# [Supplied entries]
-=-=-
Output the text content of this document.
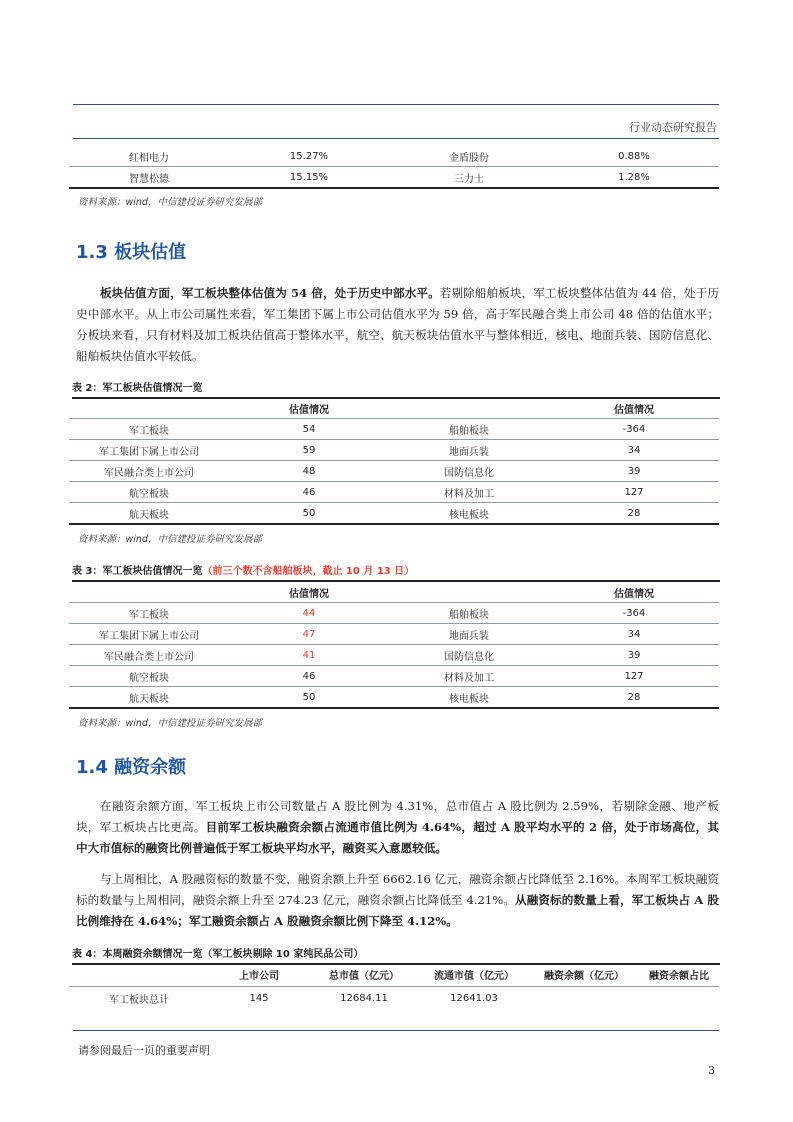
行业动态研究报告
红相电力	15.27%	金盾股份	0.88%
智慧松德	15.15%	三力士	1.28%
资料来源：wind，中信建投证券研究发展部
1.3 板块估值
板块估值方面，军工板块整体估值为 54 倍，处于历史中部水平。若剔除船舶板块，军工板块整体估值为 44 倍，处于历史中部水平。从上市公司属性来看，军工集团下属上市公司估值水平为 59 倍，高于军民融合类上市公司 48 倍的估值水平；分板块来看，只有材料及加工板块估值高于整体水平，航空、航天板块估值水平与整体相近，核电、地面兵装、国防信息化、船舶板块估值水平较低。
表 2：军工板块估值情况一览
	估值情况		估值情况
军工板块	54	船舶板块	-364
军工集团下属上市公司	59	地面兵装	34
军民融合类上市公司	48	国防信息化	39
航空板块	46	材料及加工	127
航天板块	50	核电板块	28
资料来源：wind，中信建投证券研究发展部
表 3：军工板块估值情况一览（前三个数不含船舶板块，截止 10 月 13 日）
	估值情况		估值情况
军工板块	44	船舶板块	-364
军工集团下属上市公司	47	地面兵装	34
军民融合类上市公司	41	国防信息化	39
航空板块	46	材料及加工	127
航天板块	50	核电板块	28
资料来源：wind，中信建投证券研究发展部
1.4 融资余额
在融资余额方面，军工板块上市公司数量占 A 股比例为 4.31%，总市值占 A 股比例为 2.59%，若剔除金融、地产板块，军工板块占比更高。目前军工板块融资余额占流通市值比例为 4.64%，超过 A 股平均水平的 2 倍，处于市场高位，其中大市值标的融资比例普遍低于军工板块平均水平，融资买入意愿较低。
与上周相比，A 股融资标的数量不变，融资余额上升至 6662.16 亿元，融资余额占比降低至 2.16%。本周军工板块融资标的数量与上周相同，融资余额上升至 274.23 亿元，融资余额占比降低至 4.21%。从融资标的数量上看，军工板块占 A 股比例维持在 4.64%；军工融资余额占 A 股融资余额比例下降至 4.12%。
表 4：本周融资余额情况一览（军工板块剔除 10 家纯民品公司）
	上市公司	总市值（亿元）	流通市值（亿元）	融资余额（亿元）	融资余额占比
军工板块总计	145	12684.11	12641.03		
请参阅最后一页的重要声明
3
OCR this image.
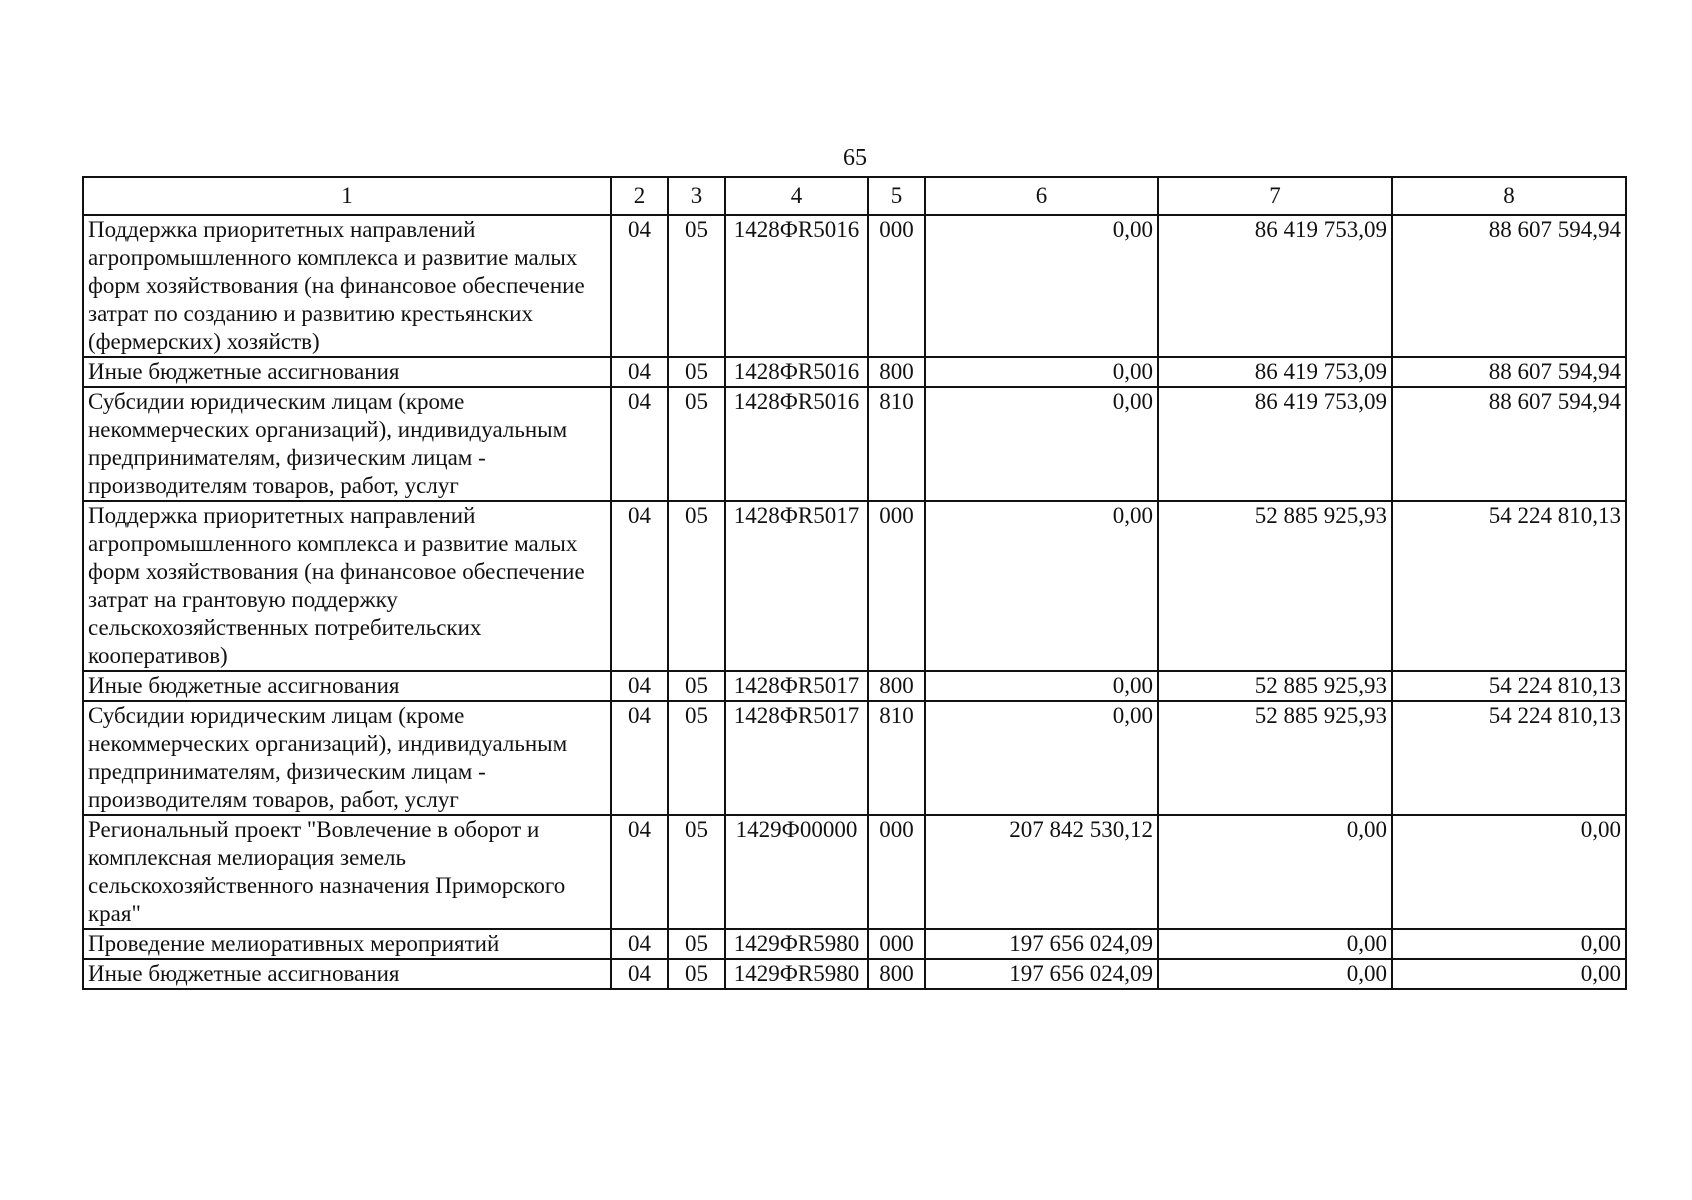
65
1	2	3	4	5	6	7	8
Поддержка приоритетных направлений агропромышленного комплекса и развитие малых форм хозяйствования (на финансовое обеспечение затрат по созданию и развитию крестьянских (фермерских) хозяйств)	04	05	1428ФR5016	000	0,00	86 419 753,09	88 607 594,94
Иные бюджетные ассигнования	04	05	1428ФR5016	800	0,00	86 419 753,09	88 607 594,94
Субсидии юридическим лицам (кроме некоммерческих организаций), индивидуальным предпринимателям, физическим лицам - производителям товаров, работ, услуг	04	05	1428ФR5016	810	0,00	86 419 753,09	88 607 594,94
Поддержка приоритетных направлений агропромышленного комплекса и развитие малых форм хозяйствования (на финансовое обеспечение затрат на грантовую поддержку сельскохозяйственных потребительских кооперативов)	04	05	1428ФR5017	000	0,00	52 885 925,93	54 224 810,13
Иные бюджетные ассигнования	04	05	1428ФR5017	800	0,00	52 885 925,93	54 224 810,13
Субсидии юридическим лицам (кроме некоммерческих организаций), индивидуальным предпринимателям, физическим лицам - производителям товаров, работ, услуг	04	05	1428ФR5017	810	0,00	52 885 925,93	54 224 810,13
Региональный проект "Вовлечение в оборот и комплексная мелиорация земель сельскохозяйственного назначения Приморского края"	04	05	1429Ф00000	000	207 842 530,12	0,00	0,00
Проведение мелиоративных мероприятий	04	05	1429ФR5980	000	197 656 024,09	0,00	0,00
Иные бюджетные ассигнования	04	05	1429ФR5980	800	197 656 024,09	0,00	0,00
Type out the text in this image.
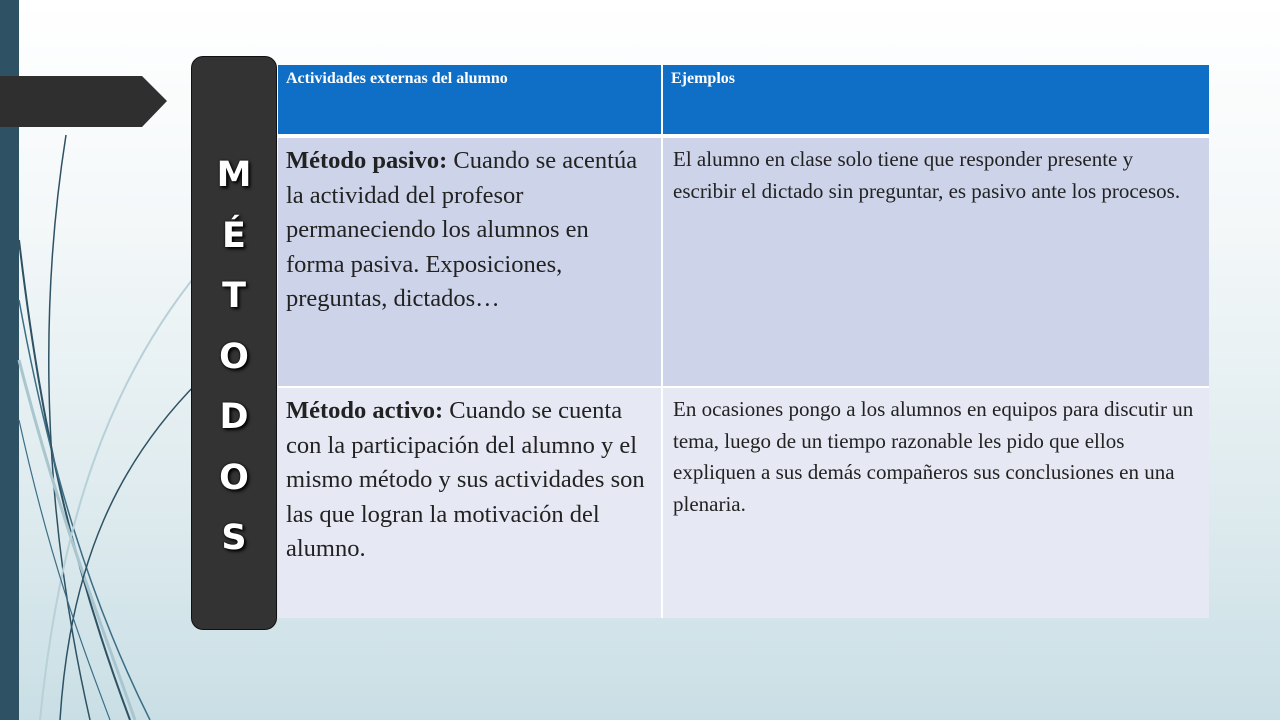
M
É
T
O
D
O
S
Actividades externas del alumno	Ejemplos
Método pasivo: Cuando se acentúa la actividad del profesor permaneciendo los alumnos en forma pasiva. Exposiciones, preguntas, dictados…	El alumno en clase solo tiene que responder presente y escribir el dictado sin preguntar, es pasivo ante los procesos.
Método activo: Cuando se cuenta con la participación del alumno y el mismo método y sus actividades son las que logran la motivación del alumno.	En ocasiones pongo a los alumnos en equipos para discutir un tema, luego de un tiempo razonable les pido que ellos expliquen a sus demás compañeros sus conclusiones en una plenaria.
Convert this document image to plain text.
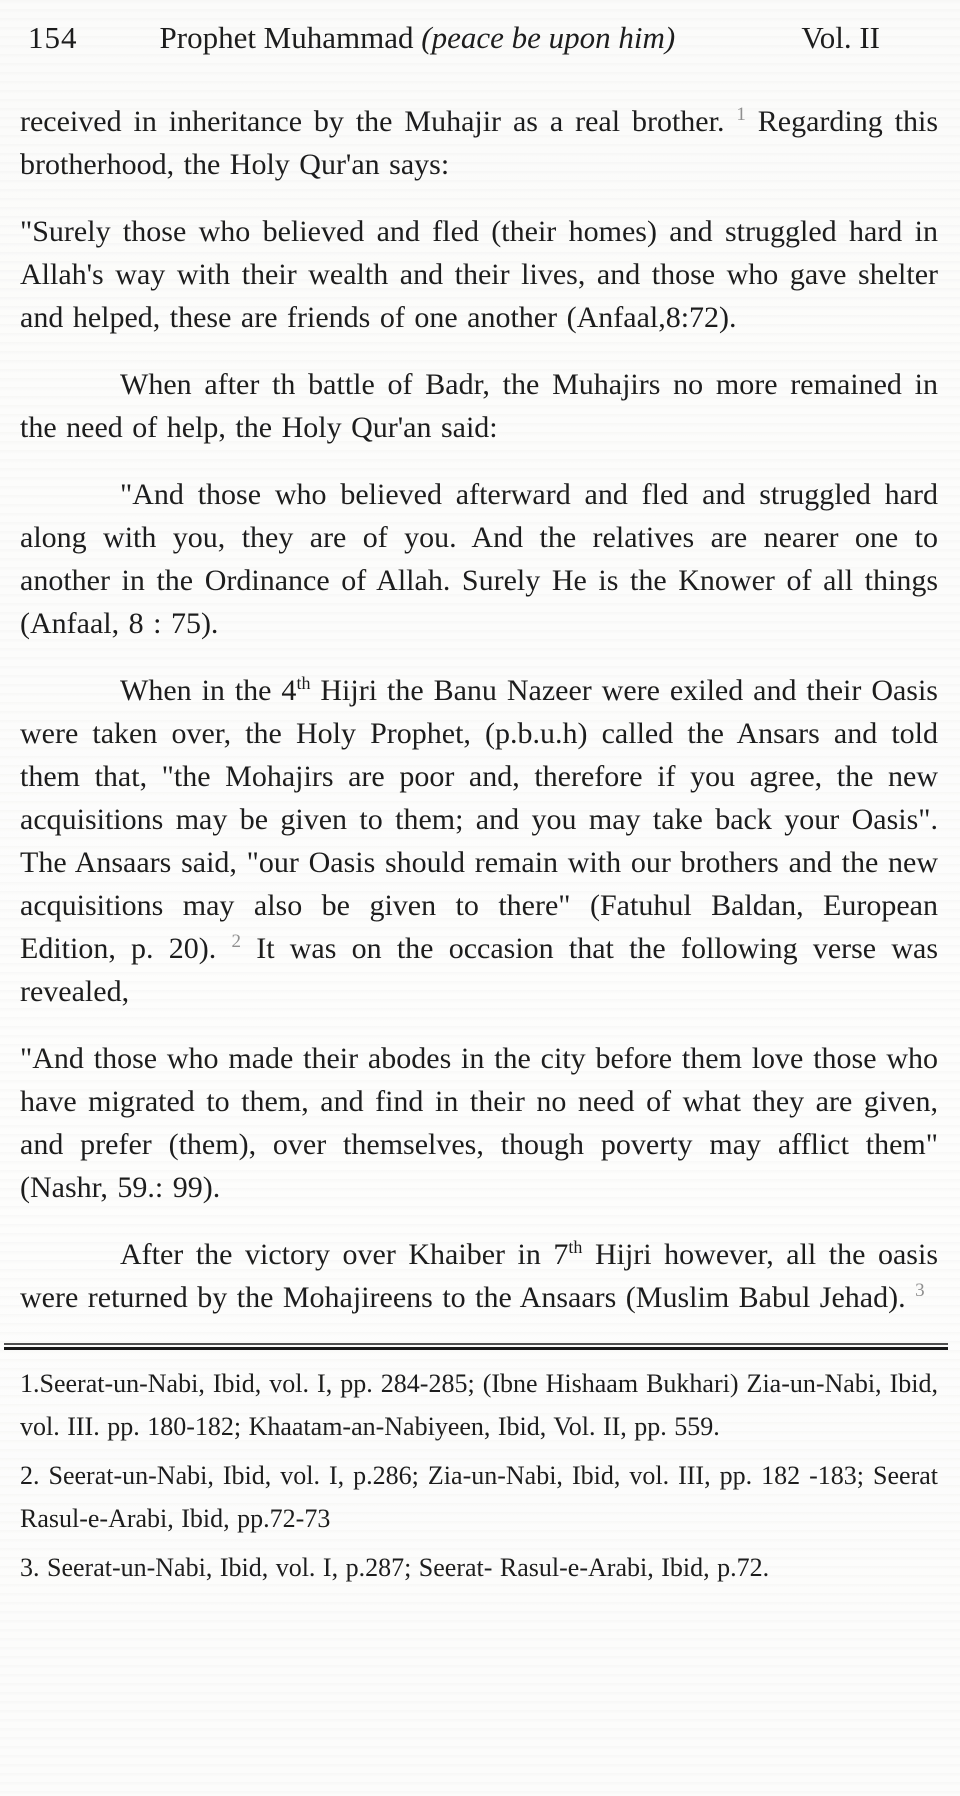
154	Prophet Muhammad (peace be upon him)	Vol. II

received in inheritance by the Muhajir as a real brother. $^1$ Regarding this brotherhood, the Holy Qur'an says:

"Surely those who believed and fled (their homes) and struggled hard in Allah's way with their wealth and their lives, and those who gave shelter and helped, these are friends of one another (Anfaal,8:72).

When after th battle of Badr, the Muhajirs no more remained in the need of help, the Holy Qur'an said:

"And those who believed afterward and fled and struggled hard along with you, they are of you. And the relatives are nearer one to another in the Ordinance of Allah. Surely He is the Knower of all things (Anfaal, 8 : 75).

When in the 4th Hijri the Banu Nazeer were exiled and their Oasis were taken over, the Holy Prophet, (p.b.u.h) called the Ansars and told them that, "the Mohajirs are poor and, therefore if you agree, the new acquisitions may be given to them; and you may take back your Oasis". The Ansaars said, "our Oasis should remain with our brothers and the new acquisitions may also be given to there" (Fatuhul Baldan, European Edition, p. 20). $^2$ It was on the occasion that the following verse was revealed,

"And those who made their abodes in the city before them love those who have migrated to them, and find in their no need of what they are given, and prefer (them), over themselves, though poverty may afflict them"(Nashr, 59.: 99).

After the victory over Khaiber in 7th Hijri however, all the oasis were returned by the Mohajireens to the Ansaars (Muslim Babul Jehad). $^3$

1.Seerat-un-Nabi, Ibid, vol. I, pp. 284-285; (Ibne Hishaam Bukhari) Zia-un-Nabi, Ibid, vol. III. pp. 180-182; Khaatam-an-Nabiyeen, Ibid, Vol. II, pp. 559.

2. Seerat-un-Nabi, Ibid, vol. I, p.286; Zia-un-Nabi, Ibid, vol. III, pp. 182 -183; Seerat Rasul-e-Arabi, Ibid, pp.72-73

3. Seerat-un-Nabi, Ibid, vol. I, p.287; Seerat- Rasul-e-Arabi, Ibid, p.72.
-=-=-
# [Task to complete]
Set down the records in full and exactly. Do not carry over any image.

# [Task result]
Output the text content of this document.
行业动态研究报告
红相电力	15.27%	金盾股份	0.88%
智慧松德	15.15%	三力士	1.28%
资料来源：wind，中信建投证券研究发展部
1.3 板块估值
板块估值方面，军工板块整体估值为 54 倍，处于历史中部水平。若剔除船舶板块，军工板块整体估值为 44 倍，处于历史中部水平。从上市公司属性来看，军工集团下属上市公司估值水平为 59 倍，高于军民融合类上市公司 48 倍的估值水平；分板块来看，只有材料及加工板块估值高于整体水平，航空、航天板块估值水平与整体相近，核电、地面兵装、国防信息化、船舶板块估值水平较低。
表 2：军工板块估值情况一览
	估值情况		估值情况
军工板块	54	船舶板块	-364
军工集团下属上市公司	59	地面兵装	34
军民融合类上市公司	48	国防信息化	39
航空板块	46	材料及加工	127
航天板块	50	核电板块	28
资料来源：wind，中信建投证券研究发展部
表 3：军工板块估值情况一览（前三个数不含船舶板块，截止 10 月 13 日）
	估值情况		估值情况
军工板块	44	船舶板块	-364
军工集团下属上市公司	47	地面兵装	34
军民融合类上市公司	41	国防信息化	39
航空板块	46	材料及加工	127
航天板块	50	核电板块	28
资料来源：wind，中信建投证券研究发展部
1.4 融资余额
在融资余额方面，军工板块上市公司数量占 A 股比例为 4.31%，总市值占 A 股比例为 2.59%，若剔除金融、地产板块，军工板块占比更高。目前军工板块融资余额占流通市值比例为 4.64%，超过 A 股平均水平的 2 倍，处于市场高位，其中大市值标的融资比例普遍低于军工板块平均水平，融资买入意愿较低。
与上周相比，A 股融资标的数量不变，融资余额上升至 6662.16 亿元，融资余额占比降低至 2.16%。本周军工板块融资标的数量与上周相同，融资余额上升至 274.23 亿元，融资余额占比降低至 4.21%。从融资标的数量上看，军工板块占 A 股比例维持在 4.64%；军工融资余额占 A 股融资余额比例下降至 4.12%。
表 4：本周融资余额情况一览（军工板块剔除 10 家纯民品公司）
	上市公司	总市值（亿元）	流通市值（亿元）	融资余额（亿元）	融资余额占比
军工板块总计	145	12684.11	12641.03		
请参阅最后一页的重要声明
3
OCR this image.
65
1	2	3	4	5	6	7	8
Поддержка приоритетных направлений агропромышленного комплекса и развитие малых форм хозяйствования (на финансовое обеспечение затрат по созданию и развитию крестьянских (фермерских) хозяйств)	04	05	1428ФR5016	000	0,00	86 419 753,09	88 607 594,94
Иные бюджетные ассигнования	04	05	1428ФR5016	800	0,00	86 419 753,09	88 607 594,94
Субсидии юридическим лицам (кроме некоммерческих организаций), индивидуальным предпринимателям, физическим лицам - производителям товаров, работ, услуг	04	05	1428ФR5016	810	0,00	86 419 753,09	88 607 594,94
Поддержка приоритетных направлений агропромышленного комплекса и развитие малых форм хозяйствования (на финансовое обеспечение затрат на грантовую поддержку сельскохозяйственных потребительских кооперативов)	04	05	1428ФR5017	000	0,00	52 885 925,93	54 224 810,13
Иные бюджетные ассигнования	04	05	1428ФR5017	800	0,00	52 885 925,93	54 224 810,13
Субсидии юридическим лицам (кроме некоммерческих организаций), индивидуальным предпринимателям, физическим лицам - производителям товаров, работ, услуг	04	05	1428ФR5017	810	0,00	52 885 925,93	54 224 810,13
Региональный проект "Вовлечение в оборот и комплексная мелиорация земель сельскохозяйственного назначения Приморского края"	04	05	1429Ф00000	000	207 842 530,12	0,00	0,00
Проведение мелиоративных мероприятий	04	05	1429ФR5980	000	197 656 024,09	0,00	0,00
Иные бюджетные ассигнования	04	05	1429ФR5980	800	197 656 024,09	0,00	0,00
Type out the text in this image.
M
É
T
O
D
O
S
Actividades externas del alumno	Ejemplos
Método pasivo: Cuando se acentúa la actividad del profesor permaneciendo los alumnos en forma pasiva. Exposiciones, preguntas, dictados…	El alumno en clase solo tiene que responder presente y escribir el dictado sin preguntar, es pasivo ante los procesos.
Método activo: Cuando se cuenta con la participación del alumno y el mismo método y sus actividades son las que logran la motivación del alumno.	En ocasiones pongo a los alumnos en equipos para discutir un tema, luego de un tiempo razonable les pido que ellos expliquen a sus demás compañeros sus conclusiones en una plenaria.
Convert this document image to plain text.
154	Prophet Muhammad (peace be upon him)	Vol. II

received in inheritance by the Muhajir as a real brother. $^1$ Regarding this brotherhood, the Holy Qur'an says:

"Surely those who believed and fled (their homes) and struggled hard in Allah's way with their wealth and their lives, and those who gave shelter and helped, these are friends of one another (Anfaal,8:72).

When after th battle of Badr, the Muhajirs no more remained in the need of help, the Holy Qur'an said:

"And those who believed afterward and fled and struggled hard along with you, they are of you. And the relatives are nearer one to another in the Ordinance of Allah. Surely He is the Knower of all things (Anfaal, 8 : 75).

When in the 4th Hijri the Banu Nazeer were exiled and their Oasis were taken over, the Holy Prophet, (p.b.u.h) called the Ansars and told them that, "the Mohajirs are poor and, therefore if you agree, the new acquisitions may be given to them; and you may take back your Oasis". The Ansaars said, "our Oasis should remain with our brothers and the new acquisitions may also be given to there" (Fatuhul Baldan, European Edition, p. 20). $^2$ It was on the occasion that the following verse was revealed,

"And those who made their abodes in the city before them love those who have migrated to them, and find in their no need of what they are given, and prefer (them), over themselves, though poverty may afflict them"(Nashr, 59.: 99).

After the victory over Khaiber in 7th Hijri however, all the oasis were returned by the Mohajireens to the Ansaars (Muslim Babul Jehad). $^3$

1.Seerat-un-Nabi, Ibid, vol. I, pp. 284-285; (Ibne Hishaam Bukhari) Zia-un-Nabi, Ibid, vol. III. pp. 180-182; Khaatam-an-Nabiyeen, Ibid, Vol. II, pp. 559.

2. Seerat-un-Nabi, Ibid, vol. I, p.286; Zia-un-Nabi, Ibid, vol. III, pp. 182 -183; Seerat Rasul-e-Arabi, Ibid, pp.72-73

3. Seerat-un-Nabi, Ibid, vol. I, p.287; Seerat- Rasul-e-Arabi, Ibid, p.72.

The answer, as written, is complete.